Written problem A
Retype the section of the ObjectOutputStream post from "Two came up" down to "which implement Object(Input|Output).".
Written problem B
Rewrite the records from their first line down to and including the line containing "- data-point: [315, 162, 324, 169]". Put "plot-marker" in place of "data-point", change nothing else, and return only those lines.

Text shown
== == ==
2008-09-25

OutOfMemoryErrors and ObjectOutputStream

Ran into an interesting problem today - turns out if you use an ObjectOutputStream to write out lots of data the data doesn't go away after OOS.write() returns - instead it gets cached in a handles map within the OOS itself so that should it be told to write that object instance again it can instead write a handle reference (thus saving on space in the stream and avoiding circular references). Kewl, huh? Well, not entirely...

The downside to this approach is that if you're writing LOTS of objects (say 250,000) then even tho you've designed your code to avoid holding all those objects in memory every one of them will be held in memory until you finish with the OOS entirely because of that handle cache! (This explains why my simple little app eats up over 2GB of RAM even tho it's supposed to be processing data objects one object at a time). The fix?

Two came up and I'm not 100% certain which is better all the time so I'll discuss them both (in the order in which I thought of them). :)

Solution #1 - Unshared Externalizable/Serializable


There's a new interface in town, java.io.Externalizable, which is the cousin of java.io.Serializable, but with a few new quirks:

  1. First, unlike Serializable, Externalizable has methods (imagine that! methods in an interface!) - readExternal(ObjectInput) and writeExternal(ObjectOutput), typically the args are Object(Input|Output)Streams, which implement Object(Input|Output).

  2. The second (and rather weird) quirk is that your Externalizable object must have a PUBLIC no-arg constructor. Now, considering that the ctor is gotten via reflection I'm a little puzzled why it has to be public but... whatever.


So first you make your DAO implement Externalizable rather than Serializable (which is a parent of Externalizable) and then you replace all your ObjectOutputStream.writeObject() calls with writeUnshared() (and on the read side OIS.readUnshared()) which tells the streams to just ignore that whole handle map thing.

Now you might think just making your DAO unshared is enough but NO! (unless your DAO is the data itself, which is nearly impossible since all DAOs are, at some level, composed of primitives, primitive-wrappers, arrays or collections of primitive/primitive-wrappers). So while your DAO might be unshared (not cached) its parts are probably shared (cached). That's why you have to implement Externalizable or Serializable - after a bit of testing i'd just go with Serializable - no funky public ctor and no casting of ObjectInput to ObjectInputStream and so forth. Six of one, half a baker's dozen of the other... :)

Solution #2 - ObjectOutputStream with amnesia


There is a method on OOS called reset() which clears the handle cache and reduces memory use to nearly nothing (other than what you were using without the OOS). It also injects a TC_RESET marker into the output stream which, in my DAO's case, increased the output file size by 50% (e.g., what was a 4.9M file became a 7.2M file). basically if you look in the serialized file you will see your DAO's and component fields' class names between every single instance (normally they're declared once at the top). So if size of your serialized data is an issue this might not be a great fix. But if RAM usage is a concern this approach is huge - my app which used to max out at over 400M (in testing) with regular serialization dropped to 100M with unshared but then dropped all the way to less than 1M java heap with reset() between each writeUnshared() (hard to say exactly 'cause there were so few Full-GCs but i'd guess it was about 400-500K). THAT's amazing (to me).


Performance Impact


Didn't see any performance impact in calling reset() between each writeUnshard(); in fact i'd say the reset() version works faster because it avoids all those Full-GCs.

Hope this helps folks as much as learning it helped me. :)
== == ==
Given information
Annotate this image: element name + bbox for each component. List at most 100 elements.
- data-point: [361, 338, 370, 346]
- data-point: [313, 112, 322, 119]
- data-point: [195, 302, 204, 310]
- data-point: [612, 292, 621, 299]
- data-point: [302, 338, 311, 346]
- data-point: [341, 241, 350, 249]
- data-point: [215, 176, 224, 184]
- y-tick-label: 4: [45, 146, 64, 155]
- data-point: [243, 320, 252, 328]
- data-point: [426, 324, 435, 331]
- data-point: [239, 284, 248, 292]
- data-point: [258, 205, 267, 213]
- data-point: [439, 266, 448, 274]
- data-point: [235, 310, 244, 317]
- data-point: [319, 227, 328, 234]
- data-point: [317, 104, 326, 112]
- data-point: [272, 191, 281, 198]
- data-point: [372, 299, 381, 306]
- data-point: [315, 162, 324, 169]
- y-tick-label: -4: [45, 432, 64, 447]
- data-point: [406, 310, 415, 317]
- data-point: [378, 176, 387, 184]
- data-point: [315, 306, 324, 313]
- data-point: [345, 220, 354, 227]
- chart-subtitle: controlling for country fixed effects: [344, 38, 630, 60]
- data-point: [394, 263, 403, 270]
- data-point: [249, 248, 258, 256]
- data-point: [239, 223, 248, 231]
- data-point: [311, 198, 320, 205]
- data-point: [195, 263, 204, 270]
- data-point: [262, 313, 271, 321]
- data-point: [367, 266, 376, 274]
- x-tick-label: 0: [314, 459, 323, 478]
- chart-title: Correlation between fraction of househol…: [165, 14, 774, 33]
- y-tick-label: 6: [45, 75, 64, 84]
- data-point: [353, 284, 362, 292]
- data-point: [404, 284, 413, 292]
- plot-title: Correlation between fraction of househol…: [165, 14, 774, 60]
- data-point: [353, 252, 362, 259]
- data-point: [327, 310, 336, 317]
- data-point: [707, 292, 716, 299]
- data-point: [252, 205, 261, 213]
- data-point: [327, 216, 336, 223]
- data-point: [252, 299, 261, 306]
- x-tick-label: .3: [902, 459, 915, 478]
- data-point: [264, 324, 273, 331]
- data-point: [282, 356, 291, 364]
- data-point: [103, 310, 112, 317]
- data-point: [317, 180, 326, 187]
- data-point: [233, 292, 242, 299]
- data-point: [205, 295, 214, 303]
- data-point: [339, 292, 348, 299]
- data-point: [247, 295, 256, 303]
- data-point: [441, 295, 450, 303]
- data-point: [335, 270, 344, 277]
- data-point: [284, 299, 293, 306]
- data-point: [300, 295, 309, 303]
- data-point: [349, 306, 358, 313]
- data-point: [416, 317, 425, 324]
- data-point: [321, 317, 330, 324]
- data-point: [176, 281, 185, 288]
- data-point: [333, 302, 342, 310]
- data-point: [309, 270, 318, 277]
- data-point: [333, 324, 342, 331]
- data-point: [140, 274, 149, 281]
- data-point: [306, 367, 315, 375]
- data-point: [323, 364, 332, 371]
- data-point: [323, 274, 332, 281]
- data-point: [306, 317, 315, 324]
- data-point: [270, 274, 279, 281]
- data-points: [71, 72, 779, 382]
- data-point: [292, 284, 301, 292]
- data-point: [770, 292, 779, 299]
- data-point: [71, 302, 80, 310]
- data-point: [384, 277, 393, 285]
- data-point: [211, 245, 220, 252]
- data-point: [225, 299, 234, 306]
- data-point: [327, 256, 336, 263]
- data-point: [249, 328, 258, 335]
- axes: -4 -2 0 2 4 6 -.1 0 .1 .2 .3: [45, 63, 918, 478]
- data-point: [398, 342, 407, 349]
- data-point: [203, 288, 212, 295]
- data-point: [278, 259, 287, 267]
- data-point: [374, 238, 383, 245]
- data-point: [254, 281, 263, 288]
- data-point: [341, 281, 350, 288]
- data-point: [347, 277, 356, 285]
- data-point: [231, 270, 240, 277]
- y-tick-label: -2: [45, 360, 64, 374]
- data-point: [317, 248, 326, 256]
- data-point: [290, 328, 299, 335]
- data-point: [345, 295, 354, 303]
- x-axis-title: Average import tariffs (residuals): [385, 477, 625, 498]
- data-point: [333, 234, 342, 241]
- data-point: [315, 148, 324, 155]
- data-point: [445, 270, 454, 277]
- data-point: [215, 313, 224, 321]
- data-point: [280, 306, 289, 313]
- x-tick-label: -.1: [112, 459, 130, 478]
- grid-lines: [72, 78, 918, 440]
== == ==
Exercise answer A
Two came up and I'm not 100% certain which is better all the time so I'll discuss them both (in the order in which I thought of them). :)

Solution #1 - Unshared Externalizable/Serializable


There's a new interface in town, java.io.Externalizable, which is the cousin of java.io.Serializable, but with a few new quirks:

  1. First, unlike Serializable, Externalizable has methods (imagine that! methods in an interface!) - readExternal(ObjectInput) and writeExternal(ObjectOutput), typically the args are Object(Input|Output)Streams, which implement Object(Input|Output).

Exercise answer B
Annotate this image: element name + bbox for each component. List at most 100 elements.
- plot-marker: [361, 338, 370, 346]
- plot-marker: [313, 112, 322, 119]
- plot-marker: [195, 302, 204, 310]
- plot-marker: [612, 292, 621, 299]
- plot-marker: [302, 338, 311, 346]
- plot-marker: [341, 241, 350, 249]
- plot-marker: [215, 176, 224, 184]
- y-tick-label: 4: [45, 146, 64, 155]
- plot-marker: [243, 320, 252, 328]
- plot-marker: [426, 324, 435, 331]
- plot-marker: [239, 284, 248, 292]
- plot-marker: [258, 205, 267, 213]
- plot-marker: [439, 266, 448, 274]
- plot-marker: [235, 310, 244, 317]
- plot-marker: [319, 227, 328, 234]
- plot-marker: [317, 104, 326, 112]
- plot-marker: [272, 191, 281, 198]
- plot-marker: [372, 299, 381, 306]
- plot-marker: [315, 162, 324, 169]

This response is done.